● **Aim of the exercise**
Exactly repeat the line that contains "Serialize everything readable", then every line after it up to and including the final line.
[start of Dataset records]
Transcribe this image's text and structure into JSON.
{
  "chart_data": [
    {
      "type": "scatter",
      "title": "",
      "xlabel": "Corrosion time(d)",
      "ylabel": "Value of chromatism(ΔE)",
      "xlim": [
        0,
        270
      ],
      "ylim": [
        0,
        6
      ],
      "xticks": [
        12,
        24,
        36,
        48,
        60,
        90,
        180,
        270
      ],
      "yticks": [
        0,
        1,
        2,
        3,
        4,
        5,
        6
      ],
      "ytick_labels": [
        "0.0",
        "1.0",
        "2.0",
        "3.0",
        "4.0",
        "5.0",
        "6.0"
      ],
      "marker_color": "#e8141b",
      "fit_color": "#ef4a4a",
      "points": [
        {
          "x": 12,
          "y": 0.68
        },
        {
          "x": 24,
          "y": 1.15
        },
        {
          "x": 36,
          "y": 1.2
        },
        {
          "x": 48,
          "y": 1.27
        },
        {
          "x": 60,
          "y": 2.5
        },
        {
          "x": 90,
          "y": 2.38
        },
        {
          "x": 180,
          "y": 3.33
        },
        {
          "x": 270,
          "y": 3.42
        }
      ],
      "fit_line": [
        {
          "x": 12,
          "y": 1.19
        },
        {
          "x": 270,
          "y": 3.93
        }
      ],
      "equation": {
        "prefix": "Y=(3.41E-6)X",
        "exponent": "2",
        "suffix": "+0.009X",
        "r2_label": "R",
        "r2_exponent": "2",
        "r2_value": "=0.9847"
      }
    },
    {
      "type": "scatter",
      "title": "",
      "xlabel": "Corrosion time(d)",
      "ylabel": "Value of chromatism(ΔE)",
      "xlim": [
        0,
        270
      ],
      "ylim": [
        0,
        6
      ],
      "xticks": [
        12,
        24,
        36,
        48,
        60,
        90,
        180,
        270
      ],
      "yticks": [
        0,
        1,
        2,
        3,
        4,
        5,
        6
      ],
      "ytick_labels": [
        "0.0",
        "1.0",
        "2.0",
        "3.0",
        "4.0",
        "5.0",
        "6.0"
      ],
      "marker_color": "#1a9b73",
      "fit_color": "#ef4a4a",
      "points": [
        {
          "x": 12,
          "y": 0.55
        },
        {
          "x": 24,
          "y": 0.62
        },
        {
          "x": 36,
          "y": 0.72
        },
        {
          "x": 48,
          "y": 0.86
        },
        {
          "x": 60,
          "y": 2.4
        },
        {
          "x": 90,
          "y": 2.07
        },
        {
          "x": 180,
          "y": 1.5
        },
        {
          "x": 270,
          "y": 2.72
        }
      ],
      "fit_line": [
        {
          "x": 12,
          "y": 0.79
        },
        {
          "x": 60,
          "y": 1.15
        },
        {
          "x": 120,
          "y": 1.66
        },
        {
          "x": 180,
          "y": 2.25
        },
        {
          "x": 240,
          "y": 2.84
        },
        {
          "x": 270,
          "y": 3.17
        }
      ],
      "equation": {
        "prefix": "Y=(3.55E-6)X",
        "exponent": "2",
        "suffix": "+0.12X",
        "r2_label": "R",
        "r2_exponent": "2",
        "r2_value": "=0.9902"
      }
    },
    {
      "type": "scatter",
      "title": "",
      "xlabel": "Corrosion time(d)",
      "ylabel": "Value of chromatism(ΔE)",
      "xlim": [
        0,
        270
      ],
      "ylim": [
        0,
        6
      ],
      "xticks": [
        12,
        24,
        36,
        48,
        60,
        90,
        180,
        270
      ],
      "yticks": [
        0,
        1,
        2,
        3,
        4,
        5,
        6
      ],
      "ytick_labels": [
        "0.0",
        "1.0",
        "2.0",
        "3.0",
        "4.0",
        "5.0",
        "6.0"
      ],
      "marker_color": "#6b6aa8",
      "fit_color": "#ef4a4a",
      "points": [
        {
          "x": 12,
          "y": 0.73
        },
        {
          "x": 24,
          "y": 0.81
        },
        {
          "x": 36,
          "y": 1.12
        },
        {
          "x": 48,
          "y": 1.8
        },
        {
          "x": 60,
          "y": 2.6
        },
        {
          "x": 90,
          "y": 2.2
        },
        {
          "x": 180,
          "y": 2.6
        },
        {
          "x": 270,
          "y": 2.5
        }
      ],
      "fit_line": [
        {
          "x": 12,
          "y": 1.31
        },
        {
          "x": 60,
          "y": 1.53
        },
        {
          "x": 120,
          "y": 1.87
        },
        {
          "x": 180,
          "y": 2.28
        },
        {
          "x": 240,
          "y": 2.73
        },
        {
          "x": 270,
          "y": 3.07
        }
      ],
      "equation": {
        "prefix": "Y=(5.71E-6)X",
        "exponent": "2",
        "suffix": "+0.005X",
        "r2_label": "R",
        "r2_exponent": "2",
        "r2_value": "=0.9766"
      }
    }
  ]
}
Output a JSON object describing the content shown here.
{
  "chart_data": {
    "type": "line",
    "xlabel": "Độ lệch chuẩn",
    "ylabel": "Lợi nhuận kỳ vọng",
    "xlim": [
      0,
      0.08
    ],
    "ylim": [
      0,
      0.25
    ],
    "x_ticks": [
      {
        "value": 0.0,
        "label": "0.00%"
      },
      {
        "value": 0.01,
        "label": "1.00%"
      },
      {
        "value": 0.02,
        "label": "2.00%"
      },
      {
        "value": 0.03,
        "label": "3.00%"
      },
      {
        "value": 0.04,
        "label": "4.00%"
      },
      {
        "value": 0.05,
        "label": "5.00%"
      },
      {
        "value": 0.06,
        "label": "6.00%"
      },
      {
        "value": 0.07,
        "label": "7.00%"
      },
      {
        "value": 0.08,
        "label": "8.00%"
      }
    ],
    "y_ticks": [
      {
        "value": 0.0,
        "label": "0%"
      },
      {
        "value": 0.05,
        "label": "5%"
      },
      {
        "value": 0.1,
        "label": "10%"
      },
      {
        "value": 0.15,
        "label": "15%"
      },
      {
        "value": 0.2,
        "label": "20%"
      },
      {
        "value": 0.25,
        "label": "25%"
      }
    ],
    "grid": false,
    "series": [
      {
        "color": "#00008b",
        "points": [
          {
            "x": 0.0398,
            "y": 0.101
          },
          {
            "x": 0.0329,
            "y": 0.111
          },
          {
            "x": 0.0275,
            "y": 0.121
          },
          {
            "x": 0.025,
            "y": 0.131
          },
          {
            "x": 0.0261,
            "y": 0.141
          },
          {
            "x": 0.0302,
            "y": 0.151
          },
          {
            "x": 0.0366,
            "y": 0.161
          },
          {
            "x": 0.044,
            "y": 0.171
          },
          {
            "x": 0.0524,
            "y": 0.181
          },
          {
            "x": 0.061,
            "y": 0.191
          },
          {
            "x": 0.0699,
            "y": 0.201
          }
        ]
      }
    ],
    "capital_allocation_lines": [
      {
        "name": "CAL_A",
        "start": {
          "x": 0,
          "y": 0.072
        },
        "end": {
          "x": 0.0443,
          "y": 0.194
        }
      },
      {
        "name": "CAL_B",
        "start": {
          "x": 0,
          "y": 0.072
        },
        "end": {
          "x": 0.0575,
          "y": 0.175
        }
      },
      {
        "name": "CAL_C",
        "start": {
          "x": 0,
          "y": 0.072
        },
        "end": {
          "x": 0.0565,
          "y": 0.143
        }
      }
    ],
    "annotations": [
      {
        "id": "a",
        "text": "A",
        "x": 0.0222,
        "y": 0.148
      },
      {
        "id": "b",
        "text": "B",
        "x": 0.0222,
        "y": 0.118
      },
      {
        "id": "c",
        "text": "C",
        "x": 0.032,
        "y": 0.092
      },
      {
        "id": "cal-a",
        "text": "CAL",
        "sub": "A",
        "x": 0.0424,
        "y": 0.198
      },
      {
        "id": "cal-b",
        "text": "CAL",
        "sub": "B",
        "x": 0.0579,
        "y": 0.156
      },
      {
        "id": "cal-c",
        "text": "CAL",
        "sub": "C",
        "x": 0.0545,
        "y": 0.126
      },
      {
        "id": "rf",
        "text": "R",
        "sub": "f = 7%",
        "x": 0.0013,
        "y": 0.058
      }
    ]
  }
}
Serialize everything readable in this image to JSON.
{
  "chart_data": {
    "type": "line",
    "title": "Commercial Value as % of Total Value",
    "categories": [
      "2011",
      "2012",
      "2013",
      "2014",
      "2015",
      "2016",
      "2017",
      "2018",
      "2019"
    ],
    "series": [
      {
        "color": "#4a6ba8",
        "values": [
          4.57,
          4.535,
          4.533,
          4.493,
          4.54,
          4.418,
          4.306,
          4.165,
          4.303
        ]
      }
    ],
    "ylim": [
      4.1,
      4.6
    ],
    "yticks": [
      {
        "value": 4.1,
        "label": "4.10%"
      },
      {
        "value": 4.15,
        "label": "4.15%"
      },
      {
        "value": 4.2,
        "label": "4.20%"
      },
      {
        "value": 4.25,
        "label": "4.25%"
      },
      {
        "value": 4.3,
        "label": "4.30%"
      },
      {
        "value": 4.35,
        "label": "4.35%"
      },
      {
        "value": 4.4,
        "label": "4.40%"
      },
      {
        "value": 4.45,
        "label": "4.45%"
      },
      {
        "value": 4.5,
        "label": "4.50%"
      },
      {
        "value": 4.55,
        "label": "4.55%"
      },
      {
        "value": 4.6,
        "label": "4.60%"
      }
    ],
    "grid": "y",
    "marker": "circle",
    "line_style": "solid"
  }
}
[end of Dataset records]
● **Response to the task**
Serialize everything readable in this image to JSON.
{
  "chart_data": {
    "type": "line",
    "title": "Commercial Value as % of Total Value",
    "categories": [
      "2011",
      "2012",
      "2013",
      "2014",
      "2015",
      "2016",
      "2017",
      "2018",
      "2019"
    ],
    "series": [
      {
        "color": "#4a6ba8",
        "values": [
          4.57,
          4.535,
          4.533,
          4.493,
          4.54,
          4.418,
          4.306,
          4.165,
          4.303
        ]
      }
    ],
    "ylim": [
      4.1,
      4.6
    ],
    "yticks": [
      {
        "value": 4.1,
        "label": "4.10%"
      },
      {
        "value": 4.15,
        "label": "4.15%"
      },
      {
        "value": 4.2,
        "label": "4.20%"
      },
      {
        "value": 4.25,
        "label": "4.25%"
      },
      {
        "value": 4.3,
        "label": "4.30%"
      },
      {
        "value": 4.35,
        "label": "4.35%"
      },
      {
        "value": 4.4,
        "label": "4.40%"
      },
      {
        "value": 4.45,
        "label": "4.45%"
      },
      {
        "value": 4.5,
        "label": "4.50%"
      },
      {
        "value": 4.55,
        "label": "4.55%"
      },
      {
        "value": 4.6,
        "label": "4.60%"
      }
    ],
    "grid": "y",
    "marker": "circle",
    "line_style": "solid"
  }
}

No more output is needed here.